(DATA):
--- Start ---

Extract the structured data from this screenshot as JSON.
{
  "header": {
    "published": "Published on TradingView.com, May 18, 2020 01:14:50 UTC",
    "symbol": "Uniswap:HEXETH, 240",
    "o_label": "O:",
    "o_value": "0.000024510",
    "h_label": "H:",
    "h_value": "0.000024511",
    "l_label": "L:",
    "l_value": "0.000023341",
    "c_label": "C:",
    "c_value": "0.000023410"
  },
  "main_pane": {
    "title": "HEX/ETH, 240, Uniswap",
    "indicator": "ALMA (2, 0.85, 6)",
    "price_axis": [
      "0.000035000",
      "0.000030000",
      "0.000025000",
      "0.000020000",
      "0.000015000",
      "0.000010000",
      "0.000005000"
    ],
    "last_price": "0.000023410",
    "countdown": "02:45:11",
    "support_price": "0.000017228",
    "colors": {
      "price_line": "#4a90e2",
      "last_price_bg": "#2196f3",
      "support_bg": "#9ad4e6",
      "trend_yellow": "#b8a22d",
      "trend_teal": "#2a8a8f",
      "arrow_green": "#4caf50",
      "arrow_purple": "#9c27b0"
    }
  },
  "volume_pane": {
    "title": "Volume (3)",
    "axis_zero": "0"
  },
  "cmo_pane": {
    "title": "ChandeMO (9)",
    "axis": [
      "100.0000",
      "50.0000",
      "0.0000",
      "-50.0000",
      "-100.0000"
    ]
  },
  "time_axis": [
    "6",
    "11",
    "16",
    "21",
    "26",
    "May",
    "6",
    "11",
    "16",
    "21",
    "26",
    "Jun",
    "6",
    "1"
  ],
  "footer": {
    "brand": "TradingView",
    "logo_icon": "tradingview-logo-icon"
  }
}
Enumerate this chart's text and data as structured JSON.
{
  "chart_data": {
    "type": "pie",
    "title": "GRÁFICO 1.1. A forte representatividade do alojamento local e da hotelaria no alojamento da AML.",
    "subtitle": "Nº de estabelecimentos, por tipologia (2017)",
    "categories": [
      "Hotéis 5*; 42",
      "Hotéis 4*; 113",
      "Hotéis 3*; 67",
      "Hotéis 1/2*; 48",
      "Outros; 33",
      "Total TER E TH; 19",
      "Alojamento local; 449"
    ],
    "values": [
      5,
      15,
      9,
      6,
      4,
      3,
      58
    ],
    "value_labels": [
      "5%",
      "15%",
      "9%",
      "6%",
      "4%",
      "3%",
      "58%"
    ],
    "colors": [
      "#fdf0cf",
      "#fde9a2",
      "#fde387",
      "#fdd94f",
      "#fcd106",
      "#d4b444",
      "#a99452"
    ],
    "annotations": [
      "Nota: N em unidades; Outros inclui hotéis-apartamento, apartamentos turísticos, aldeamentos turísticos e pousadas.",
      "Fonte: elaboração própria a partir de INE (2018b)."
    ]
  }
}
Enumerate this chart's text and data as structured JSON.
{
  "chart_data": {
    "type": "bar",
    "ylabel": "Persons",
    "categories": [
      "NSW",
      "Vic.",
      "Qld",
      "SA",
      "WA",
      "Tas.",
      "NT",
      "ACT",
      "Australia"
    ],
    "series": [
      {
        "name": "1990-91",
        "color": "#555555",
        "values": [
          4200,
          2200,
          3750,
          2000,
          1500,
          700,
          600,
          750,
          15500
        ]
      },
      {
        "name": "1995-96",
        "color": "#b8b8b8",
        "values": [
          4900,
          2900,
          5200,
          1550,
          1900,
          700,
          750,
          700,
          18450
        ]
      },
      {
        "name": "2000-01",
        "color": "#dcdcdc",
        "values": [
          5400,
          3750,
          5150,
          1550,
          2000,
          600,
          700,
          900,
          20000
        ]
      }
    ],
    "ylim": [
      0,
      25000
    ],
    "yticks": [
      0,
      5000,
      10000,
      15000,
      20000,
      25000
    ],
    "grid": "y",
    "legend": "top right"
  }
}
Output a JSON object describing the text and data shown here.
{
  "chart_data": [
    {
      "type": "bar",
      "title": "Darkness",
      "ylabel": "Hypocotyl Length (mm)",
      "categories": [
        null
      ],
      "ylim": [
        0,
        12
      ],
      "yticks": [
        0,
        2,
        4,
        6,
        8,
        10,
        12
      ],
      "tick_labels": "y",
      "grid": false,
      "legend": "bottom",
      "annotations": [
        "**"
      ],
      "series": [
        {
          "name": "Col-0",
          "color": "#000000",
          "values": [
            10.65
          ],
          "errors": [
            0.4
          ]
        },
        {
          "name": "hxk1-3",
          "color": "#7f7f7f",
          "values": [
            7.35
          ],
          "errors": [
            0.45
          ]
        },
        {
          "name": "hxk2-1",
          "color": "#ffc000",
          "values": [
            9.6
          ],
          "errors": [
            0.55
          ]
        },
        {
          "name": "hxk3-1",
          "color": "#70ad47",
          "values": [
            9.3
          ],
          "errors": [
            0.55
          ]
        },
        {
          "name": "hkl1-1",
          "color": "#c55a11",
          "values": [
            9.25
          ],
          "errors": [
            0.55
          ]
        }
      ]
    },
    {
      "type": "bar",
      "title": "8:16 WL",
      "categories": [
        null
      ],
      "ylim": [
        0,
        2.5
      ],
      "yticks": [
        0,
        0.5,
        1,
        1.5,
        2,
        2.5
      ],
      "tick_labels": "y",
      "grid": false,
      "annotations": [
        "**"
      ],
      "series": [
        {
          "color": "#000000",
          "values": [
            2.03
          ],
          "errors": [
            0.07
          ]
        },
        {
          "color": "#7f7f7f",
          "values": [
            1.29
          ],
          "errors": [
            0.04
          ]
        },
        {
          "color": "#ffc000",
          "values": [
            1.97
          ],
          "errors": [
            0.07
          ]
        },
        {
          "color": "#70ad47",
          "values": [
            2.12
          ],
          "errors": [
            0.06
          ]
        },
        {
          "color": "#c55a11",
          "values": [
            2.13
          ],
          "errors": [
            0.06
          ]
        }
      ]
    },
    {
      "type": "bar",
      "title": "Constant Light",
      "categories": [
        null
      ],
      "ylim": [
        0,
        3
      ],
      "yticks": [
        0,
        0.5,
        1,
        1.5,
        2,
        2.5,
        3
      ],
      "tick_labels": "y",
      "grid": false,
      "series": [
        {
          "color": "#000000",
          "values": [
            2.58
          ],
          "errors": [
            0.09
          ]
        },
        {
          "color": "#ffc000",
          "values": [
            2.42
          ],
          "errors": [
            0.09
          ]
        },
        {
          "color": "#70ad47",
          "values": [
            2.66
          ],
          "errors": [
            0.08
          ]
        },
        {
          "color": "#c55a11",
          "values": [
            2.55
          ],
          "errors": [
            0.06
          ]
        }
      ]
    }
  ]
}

--- End ---

(REQUIRED WORK):
Write out every line of the entries that holds the word "Uniswap".

(PROBLEM SOLUTION):
    "symbol": "Uniswap:HEXETH, 240",
    "title": "HEX/ETH, 240, Uniswap",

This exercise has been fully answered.